**BRIEF A**: Reproduce word for word the passage of the test improvement thread starting with "use a struct" and going on through "of each file.".
**BRIEF B**: In the test improvement thread, about how long do the long tests take in CI?
**BRIEF C**: Continue the test improvement thread from its last line.

**PROVIDED TEXT**:
• • • •

Test improvement discussion thread

terriko commented 4 years ago

With the new checker setup, we have an opportunity to modernize our tests. This was previously discussed in #638, but this issue is to summarize where we're at now:

Current state:

Short tests include
- filename tests from test_filename_is in test_checkers.py
- mapping tests using test_files in test_scanner.py
Long tests include
- binary tests against real files from test_binaries in test_scanner.py

Problems:

filename tests
- ~~mostly don't exist since this was reserved as an "easy first commit" for new contributors~~ (Added by @Niraj-Kamdar when the checkers were updated)
mapping tests
- ~~are a huge disorganized parametrize array right now~~ Fixed by @SaurabhK122 in #675
- require a compiler to convert .c files to binaries for testing -
long tests
- rely on externally available binaries
- downloading binaries is slow
- binaries disappear
- large space requirements
- long tests take around half an hour in CI, and it's only going to get worse as we add more checkers.

Solution high level ideas:

use a struct with strings for mapping tests (see #638 for details)
pre-parse the long tests so we save structs of strings to use in place of each file.
- maybe also cut down the size of the struct to only strings likely to cause false positives somehow?

• • • •

(Annotated element entries)

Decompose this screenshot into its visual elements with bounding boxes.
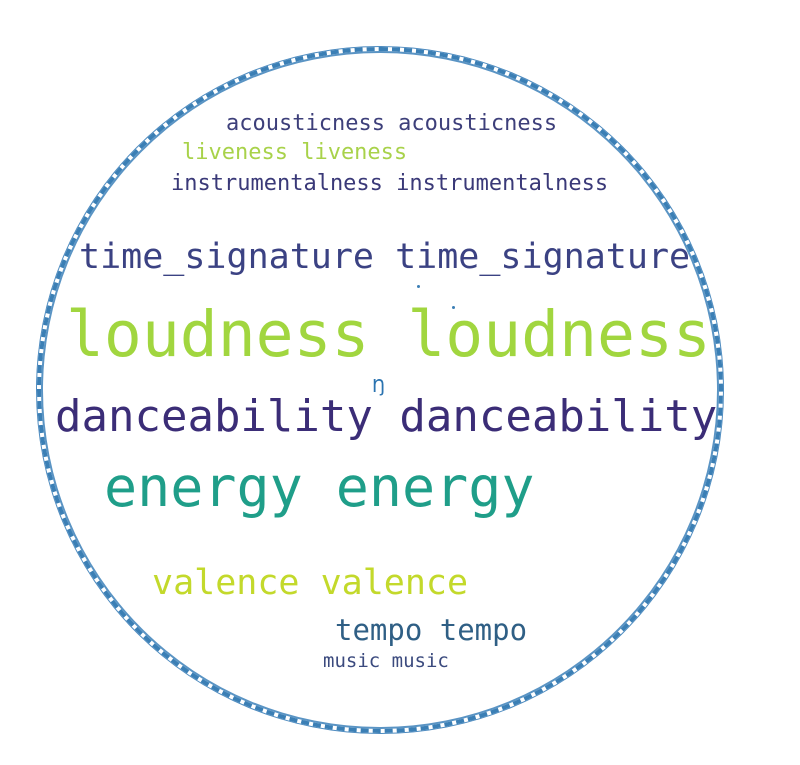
word-time-signature: time_signature time_signature — [79, 237, 691, 277]
word-tempo: tempo tempo — [335, 613, 528, 647]
word-energy: energy energy — [104, 455, 535, 519]
word-danceability: danceability danceability — [55, 391, 718, 442]
speck-dot — [417, 285, 420, 288]
word-instrumentalness: instrumentalness instrumentalness — [171, 171, 609, 196]
word-acousticness: acousticness acousticness — [226, 111, 558, 136]
word-liveness: liveness liveness — [182, 140, 408, 165]
word-loudness: loudness loudness — [66, 298, 711, 371]
speck-dot — [452, 306, 455, 309]
small-glyph: Ŋ — [372, 376, 386, 397]
circle-mask-outline — [37, 47, 723, 733]
word-music: music music — [323, 650, 449, 672]
word-valence: valence valence — [152, 563, 469, 603]
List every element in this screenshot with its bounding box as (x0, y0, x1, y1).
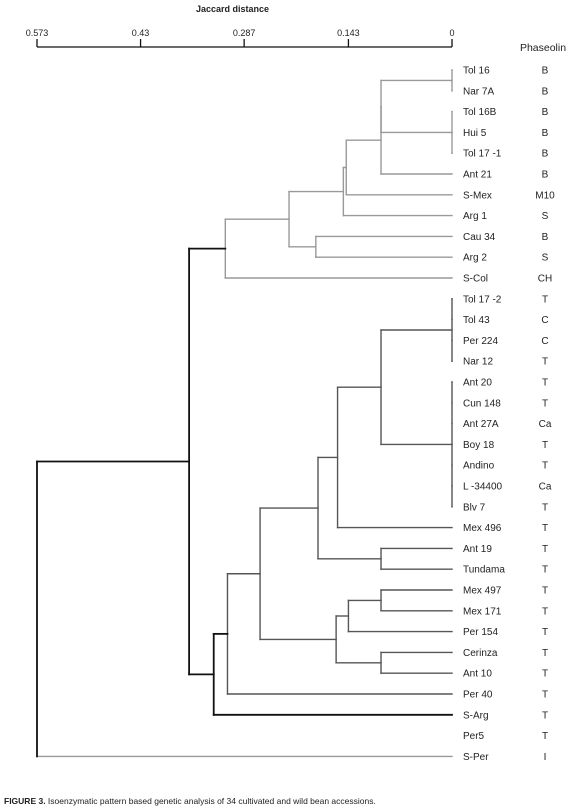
phaseolin-type: B (542, 232, 549, 243)
leaf-label: Tundama (463, 565, 505, 576)
leaf-label: Arg 2 (463, 253, 487, 264)
tick-label: 0.143 (337, 28, 360, 38)
leaf-label: S-Col (463, 274, 488, 285)
leaf-label: Cerinza (463, 648, 498, 659)
leaf-label: S-Per (463, 752, 489, 763)
phaseolin-type: B (542, 86, 549, 97)
tick-label: 0.287 (233, 28, 256, 38)
leaf-label: Mex 497 (463, 586, 502, 597)
phaseolin-type: T (542, 586, 548, 597)
phaseolin-type: B (542, 128, 549, 139)
phaseolin-type: T (542, 398, 548, 409)
leaf-label: Hui 5 (463, 128, 487, 139)
leaf-label: Nar 12 (463, 357, 493, 368)
leaf-label: Ant 21 (463, 170, 492, 181)
phaseolin-type: T (542, 731, 548, 742)
phaseolin-type: T (542, 523, 548, 534)
leaf-label: Ant 19 (463, 544, 492, 555)
tick-label: 0.573 (26, 28, 49, 38)
phaseolin-type: T (542, 544, 548, 555)
leaf-label: L -34400 (463, 482, 503, 493)
leaf-label: Tol 17 -2 (463, 294, 502, 305)
caption-label: FIGURE 3. (4, 796, 46, 806)
phaseolin-type: C (541, 336, 548, 347)
leaf-label: Tol 16 (463, 66, 490, 77)
phaseolin-type: Ca (539, 482, 552, 493)
phaseolin-type: T (542, 606, 548, 617)
phaseolin-type: I (544, 752, 547, 763)
phaseolin-type: T (542, 378, 548, 389)
leaf-label: Boy 18 (463, 440, 495, 451)
leaf-label: Per5 (463, 731, 485, 742)
phaseolin-type: T (542, 502, 548, 513)
leaf-label: Tol 17 -1 (463, 149, 502, 160)
distance-axis: 0.573 0.43 0.287 0.143 0 (26, 28, 455, 48)
phaseolin-type: T (542, 565, 548, 576)
leaf-label: Tol 43 (463, 315, 490, 326)
phaseolin-type: CH (538, 274, 552, 285)
leaf-label: S-Mex (463, 190, 492, 201)
phaseolin-type: B (542, 107, 549, 118)
leaf-label: Tol 16B (463, 107, 497, 118)
leaf-label: Mex 171 (463, 606, 502, 617)
tree-branches (36, 69, 453, 758)
phaseolin-column: PhaseolinBBBBBBM10SBSCHTCCTTTCaTTCaTTTTT… (520, 42, 566, 763)
phaseolin-header: Phaseolin (520, 42, 566, 54)
phaseolin-type: T (542, 461, 548, 472)
leaf-label: Mex 496 (463, 523, 502, 534)
leaf-labels: Tol 16 Nar 7A Tol 16B Hui 5 Tol 17 -1 Ant 21 S… (463, 66, 505, 763)
phaseolin-type: B (542, 170, 549, 181)
figure-caption: FIGURE 3. Isoenzymatic pattern based gen… (4, 796, 376, 806)
leaf-label: Arg 1 (463, 211, 487, 222)
axis-title: Jaccard distance (196, 4, 270, 14)
leaf-label: Cau 34 (463, 232, 496, 243)
leaf-label: Blv 7 (463, 502, 486, 513)
leaf-label: Andino (463, 461, 495, 472)
phaseolin-type: T (542, 690, 548, 701)
phaseolin-type: M10 (535, 190, 555, 201)
phaseolin-type: T (542, 627, 548, 638)
tick-label: 0.43 (132, 28, 150, 38)
phaseolin-type: S (542, 211, 549, 222)
phaseolin-type: T (542, 648, 548, 659)
phaseolin-type: S (542, 253, 549, 264)
leaf-label: Ant 10 (463, 669, 492, 680)
phaseolin-type: T (542, 440, 548, 451)
phaseolin-type: T (542, 710, 548, 721)
leaf-label: Ant 20 (463, 378, 492, 389)
leaf-label: Ant 27A (463, 419, 499, 430)
caption-text: Isoenzymatic pattern based genetic analy… (45, 796, 376, 806)
leaf-label: Cun 148 (463, 398, 501, 409)
phaseolin-type: T (542, 357, 548, 368)
phaseolin-type: T (542, 669, 548, 680)
leaf-label: Per 154 (463, 627, 498, 638)
phaseolin-type: T (542, 294, 548, 305)
phaseolin-type: B (542, 66, 549, 77)
leaf-label: Per 40 (463, 690, 493, 701)
phaseolin-type: B (542, 149, 549, 160)
leaf-label: Nar 7A (463, 86, 494, 97)
tick-label: 0 (449, 28, 454, 38)
phaseolin-type: Ca (539, 419, 552, 430)
leaf-label: Per 224 (463, 336, 498, 347)
phaseolin-type: C (541, 315, 548, 326)
leaf-label: S-Arg (463, 710, 489, 721)
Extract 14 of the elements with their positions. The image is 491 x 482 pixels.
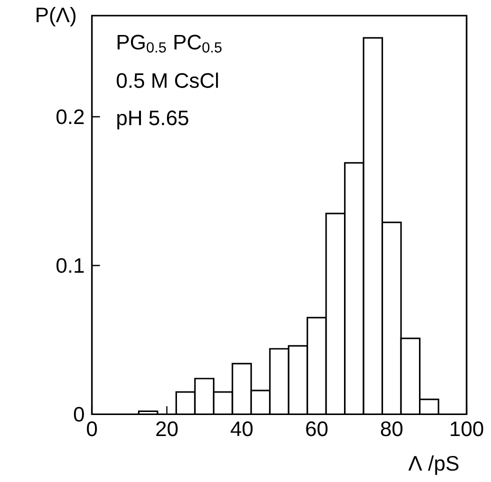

• • • •

**OUTPUT A**:
use a struct with strings for mapping tests (see #638 for details)
pre-parse the long tests so we save structs of strings to use in place of each file.

**OUTPUT B**: Around half an hour.

**OUTPUT C**:
- store information about where we got the strings so we can re-generate if needed
Leave some sort of binary tests for the actual scanner functions, but we could probably generate and check in .out file(s) for necessary tests to avoid everyone needing a compiler.

Questions:

Question 1: Where should the test data be stored?
1. Test data lives in test files.
  - We might want to move it all to test_checkers instead of test_scanner if we're bypassing the scanner portion.
  - e.g.
    
    def test_bestlibrary() valid_filenames = ["libbest4.3.2.so", "best"] valid_strings = ["This is Best Library 1.1.1d"] valid_mappings = ["1.2.3", should_have=["CVE-123-1234", "CVE-123-1235"], should_not_have = ["CVE-123-1555"], ]`
    
    test_filenames("best", valid_filenames) test_strings("best", valid_filenames) test_mappings("best", valid_mappings)
2. Test data lives with the checker.
  - e.g. each checker would also store
    - valid_filenames = ["libbest4.3.2.so", "best"] # trigger filename tests
    - valid_strings = ["This is Best Library 1.1.1d"] # trigger mapping tests
3. Hybrid. Store some basic stuff (like valid filenames and a single test string) in the checker, leave longer stuff to the test suite.
Question 2: How do we pre-parse the long tests?
- put the original URL of the file used in a test docstring/comment and...
  1. Run strings, just store everything in array
  2. Run strings, store anythign that matches a version pattern or some product name patterns
  3. something else?
Question 3: What do we do with the old file tests?
1. Keep them and run them, but rearrange so they're easier to manage
2. Save them and run only once per release for validation.
3. Save them but disable them and only run the pre-parsed versions. Individuals/maintainers can run them for heavier testing on checker changes before they're merged.
4. Delete them.

terriko commented 4 years ago

My preferences: Question 1: Where should the test data be stored?

I'd rather have it all in test files. We should look at ways to group the tests by checker (I sort of pseudocoded one above). Maybe it would be better for us to have separate files that inherit from a test_checker class?

Question 2: How do we pre-parse the long tests?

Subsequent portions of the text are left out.